> PROBLEM REQUIREMENTS:
Search the records below for the word "this" and show every line where it occurs.

[Saved data entries]

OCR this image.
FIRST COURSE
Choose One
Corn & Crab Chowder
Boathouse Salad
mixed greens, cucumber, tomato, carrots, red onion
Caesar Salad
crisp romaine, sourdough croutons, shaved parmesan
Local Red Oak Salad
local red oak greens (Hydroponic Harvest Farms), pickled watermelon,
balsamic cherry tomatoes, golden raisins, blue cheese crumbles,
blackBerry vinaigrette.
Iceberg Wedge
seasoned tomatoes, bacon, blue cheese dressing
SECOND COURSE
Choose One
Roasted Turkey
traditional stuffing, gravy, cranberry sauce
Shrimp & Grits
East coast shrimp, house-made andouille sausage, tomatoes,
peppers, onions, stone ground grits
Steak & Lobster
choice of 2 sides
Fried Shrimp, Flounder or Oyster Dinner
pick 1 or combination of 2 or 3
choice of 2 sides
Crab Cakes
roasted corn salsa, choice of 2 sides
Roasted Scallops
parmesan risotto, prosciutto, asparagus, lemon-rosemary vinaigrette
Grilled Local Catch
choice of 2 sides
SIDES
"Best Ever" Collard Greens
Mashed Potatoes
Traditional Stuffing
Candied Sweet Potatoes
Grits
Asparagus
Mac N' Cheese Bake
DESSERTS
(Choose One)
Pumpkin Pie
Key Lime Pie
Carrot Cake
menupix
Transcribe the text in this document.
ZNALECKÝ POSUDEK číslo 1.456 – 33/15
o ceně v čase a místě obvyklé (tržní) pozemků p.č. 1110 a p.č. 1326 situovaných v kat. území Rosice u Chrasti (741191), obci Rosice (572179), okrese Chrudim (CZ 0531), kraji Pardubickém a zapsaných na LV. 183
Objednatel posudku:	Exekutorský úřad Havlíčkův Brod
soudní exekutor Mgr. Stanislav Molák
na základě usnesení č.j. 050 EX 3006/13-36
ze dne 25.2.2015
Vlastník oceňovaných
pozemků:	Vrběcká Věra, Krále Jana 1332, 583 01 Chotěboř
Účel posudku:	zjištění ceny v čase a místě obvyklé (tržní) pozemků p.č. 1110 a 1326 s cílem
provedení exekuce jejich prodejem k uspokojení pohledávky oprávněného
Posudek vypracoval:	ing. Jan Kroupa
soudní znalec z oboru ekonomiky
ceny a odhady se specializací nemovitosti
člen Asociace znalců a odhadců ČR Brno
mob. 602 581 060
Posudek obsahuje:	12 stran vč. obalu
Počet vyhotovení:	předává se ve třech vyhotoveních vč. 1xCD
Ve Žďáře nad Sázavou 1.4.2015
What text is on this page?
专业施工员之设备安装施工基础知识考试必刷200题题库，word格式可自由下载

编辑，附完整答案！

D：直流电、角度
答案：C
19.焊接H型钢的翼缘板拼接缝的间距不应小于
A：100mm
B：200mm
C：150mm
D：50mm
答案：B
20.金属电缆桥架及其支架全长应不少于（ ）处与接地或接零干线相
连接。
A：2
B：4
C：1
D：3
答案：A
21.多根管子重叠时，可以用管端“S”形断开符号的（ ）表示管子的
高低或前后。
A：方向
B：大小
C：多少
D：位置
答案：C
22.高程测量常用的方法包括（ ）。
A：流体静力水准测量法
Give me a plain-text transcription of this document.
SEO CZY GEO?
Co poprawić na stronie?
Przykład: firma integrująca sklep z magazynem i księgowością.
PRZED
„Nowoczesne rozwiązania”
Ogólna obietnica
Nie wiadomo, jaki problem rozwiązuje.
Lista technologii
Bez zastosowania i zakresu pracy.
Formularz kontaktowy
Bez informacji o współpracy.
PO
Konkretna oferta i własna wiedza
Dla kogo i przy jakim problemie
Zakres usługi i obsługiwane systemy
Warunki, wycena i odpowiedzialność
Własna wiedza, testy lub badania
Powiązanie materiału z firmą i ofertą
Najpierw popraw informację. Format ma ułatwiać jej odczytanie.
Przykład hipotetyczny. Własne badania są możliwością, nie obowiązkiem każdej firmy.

> THE ANSWER:
OCR this image.
Transcribe the text in this document.
What text is on this page?
Give me a plain-text transcription of this document.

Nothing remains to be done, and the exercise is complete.